Negeri ini memang paling suka dengan drama politik aniaya. Karena jalan inilah yang dipandang menjadi rute cepat guna merengkuh kekuasaan. Sejarah membuktikan, tokoh-tokoh yang “terkesan” dizalimi oleh penguasa, kerap menuai keuntungan guna menarik simpati masyarakat. Implikasinya jelas, menjadi pemimpin negeri ini.
Kita tentu masih ingat pemilu 1999 yang lalu. Megawati saat itu yang tercitrakan sebagai tokoh penolak regim Orde Baru, menuai berkah dengan menggolkan PDIP sebagai partai pemenang pemilu. Meski harus dijegal MPR untuk jadi presiden, namun Mega pun akhirnya tetap menjadi presiden menggantikan Gus Dur yang di Impeachment MPR pada 2001.

--- CUPLIKAN DATA ---
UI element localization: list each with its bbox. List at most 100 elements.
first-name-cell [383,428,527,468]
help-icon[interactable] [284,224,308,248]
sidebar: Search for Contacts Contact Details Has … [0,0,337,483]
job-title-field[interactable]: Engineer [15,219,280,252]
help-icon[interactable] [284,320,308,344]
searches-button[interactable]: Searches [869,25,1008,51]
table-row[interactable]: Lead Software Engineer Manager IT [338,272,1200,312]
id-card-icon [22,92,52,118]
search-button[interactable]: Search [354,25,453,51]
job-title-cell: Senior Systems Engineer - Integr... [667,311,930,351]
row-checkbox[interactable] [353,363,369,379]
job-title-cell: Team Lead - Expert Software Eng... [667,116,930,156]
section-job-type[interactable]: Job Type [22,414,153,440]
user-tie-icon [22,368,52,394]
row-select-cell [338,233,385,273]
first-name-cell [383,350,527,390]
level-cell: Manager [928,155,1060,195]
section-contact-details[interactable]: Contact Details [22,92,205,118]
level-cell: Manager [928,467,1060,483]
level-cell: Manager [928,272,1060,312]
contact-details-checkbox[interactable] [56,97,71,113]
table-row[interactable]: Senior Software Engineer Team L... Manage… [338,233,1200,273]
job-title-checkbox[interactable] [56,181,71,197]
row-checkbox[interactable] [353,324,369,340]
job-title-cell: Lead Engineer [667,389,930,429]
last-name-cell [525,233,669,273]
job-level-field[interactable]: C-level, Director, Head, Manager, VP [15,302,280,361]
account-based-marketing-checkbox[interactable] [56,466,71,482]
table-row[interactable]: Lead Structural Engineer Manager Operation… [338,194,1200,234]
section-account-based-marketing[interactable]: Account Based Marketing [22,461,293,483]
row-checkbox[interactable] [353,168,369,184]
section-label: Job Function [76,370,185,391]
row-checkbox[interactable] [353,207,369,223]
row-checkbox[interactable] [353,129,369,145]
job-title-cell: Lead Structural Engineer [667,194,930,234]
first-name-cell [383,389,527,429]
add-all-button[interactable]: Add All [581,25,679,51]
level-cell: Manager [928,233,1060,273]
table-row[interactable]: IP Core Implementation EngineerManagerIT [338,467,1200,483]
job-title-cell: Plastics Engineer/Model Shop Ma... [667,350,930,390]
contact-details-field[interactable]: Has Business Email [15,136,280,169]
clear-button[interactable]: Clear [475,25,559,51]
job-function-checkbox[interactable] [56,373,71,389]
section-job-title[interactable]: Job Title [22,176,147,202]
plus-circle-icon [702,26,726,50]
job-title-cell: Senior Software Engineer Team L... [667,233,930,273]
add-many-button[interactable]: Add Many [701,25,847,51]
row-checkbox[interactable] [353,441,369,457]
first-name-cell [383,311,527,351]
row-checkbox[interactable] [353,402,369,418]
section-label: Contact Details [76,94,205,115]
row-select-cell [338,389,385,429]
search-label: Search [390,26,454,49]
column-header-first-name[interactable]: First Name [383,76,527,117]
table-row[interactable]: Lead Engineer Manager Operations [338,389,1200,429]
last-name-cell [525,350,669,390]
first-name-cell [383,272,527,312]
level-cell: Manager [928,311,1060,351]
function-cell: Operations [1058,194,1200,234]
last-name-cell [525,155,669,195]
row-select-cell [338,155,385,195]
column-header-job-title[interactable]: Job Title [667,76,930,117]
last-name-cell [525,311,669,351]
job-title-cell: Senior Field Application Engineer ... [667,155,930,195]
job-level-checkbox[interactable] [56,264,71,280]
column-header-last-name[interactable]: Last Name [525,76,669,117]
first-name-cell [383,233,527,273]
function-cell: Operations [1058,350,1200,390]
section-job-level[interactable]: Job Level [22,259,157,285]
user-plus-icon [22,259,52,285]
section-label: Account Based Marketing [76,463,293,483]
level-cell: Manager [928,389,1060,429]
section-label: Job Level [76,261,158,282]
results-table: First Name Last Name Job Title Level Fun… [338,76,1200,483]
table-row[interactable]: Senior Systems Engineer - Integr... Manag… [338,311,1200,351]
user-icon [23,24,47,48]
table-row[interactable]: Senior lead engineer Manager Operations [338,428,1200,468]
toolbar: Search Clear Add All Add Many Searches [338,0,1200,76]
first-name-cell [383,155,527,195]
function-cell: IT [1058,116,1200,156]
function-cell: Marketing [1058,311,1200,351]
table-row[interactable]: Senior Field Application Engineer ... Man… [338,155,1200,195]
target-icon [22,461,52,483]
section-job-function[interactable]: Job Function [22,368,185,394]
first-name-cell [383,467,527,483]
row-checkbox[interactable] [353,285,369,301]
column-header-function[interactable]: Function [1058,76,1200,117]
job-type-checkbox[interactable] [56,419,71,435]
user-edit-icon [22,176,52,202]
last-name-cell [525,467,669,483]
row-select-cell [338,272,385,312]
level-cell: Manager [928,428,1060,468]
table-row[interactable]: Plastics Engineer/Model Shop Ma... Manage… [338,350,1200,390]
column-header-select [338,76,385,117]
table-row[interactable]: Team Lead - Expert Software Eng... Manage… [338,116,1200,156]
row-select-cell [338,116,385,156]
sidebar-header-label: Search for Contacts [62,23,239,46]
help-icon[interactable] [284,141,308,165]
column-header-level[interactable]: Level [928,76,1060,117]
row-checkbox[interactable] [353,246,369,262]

--- SASARAN TUGAS ---
(1) Kutiplah dari tulisan tentang drama politik aniaya semua bagian mulai dari "Kita tentu masih" hingga ke "MPR pada 2001.".
(2) Apa yang menyusul setelah kalimat terakhir tulisan tentang drama politik aniaya? Tuliskan lanjutannya.

--- KUMPULAN JAWABAN ---
(1)
Kita tentu masih ingat pemilu 1999 yang lalu. Megawati saat itu yang tercitrakan sebagai tokoh penolak regim Orde Baru, menuai berkah dengan menggolkan PDIP sebagai partai pemenang pemilu. Meski harus dijegal MPR untuk jadi presiden, namun Mega pun akhirnya tetap menjadi presiden menggantikan Gus Dur yang di Impeachment MPR pada 2001.

(2)
Jika babak pertama politik aniaya Mega menjadi primadona, babak kedua politik aniaya malah sebalik. Gara-gara kelakuannya mengucilkan SBY dipemerintahannya, saat itu SBY menjabat Menkopolkam, karena dipandang sebagai calon pesaing kuat, Mega harus kehilangan popularitasnya di kalangan masyarakat. Ujungnya, PDIP harus keok pada pemilu legislatif digeser oleh Golkar. Lebih parah, Mega harus keok juga dalam pilpres putaran dua dengan angka cukup telak, 60% : 30%. Babak ini, SBY diuntungkan dengan politik aniaya.
Kini, politik aniaya babak ketiga coba digulirkan. Pemerannya masih orang yang sama, yakni Megawati. Sadar bahwa charisma SBY cukup sulit direduksi, Mega mengesankan dirinya sebagai pihak yang dizalimi pemerintahan SBY dengan menuding dirinya telah dijegal untuk dekat dengan korban bencana. Argumennya, pihaknya tidak boleh menggunakan helicopter TNI AU.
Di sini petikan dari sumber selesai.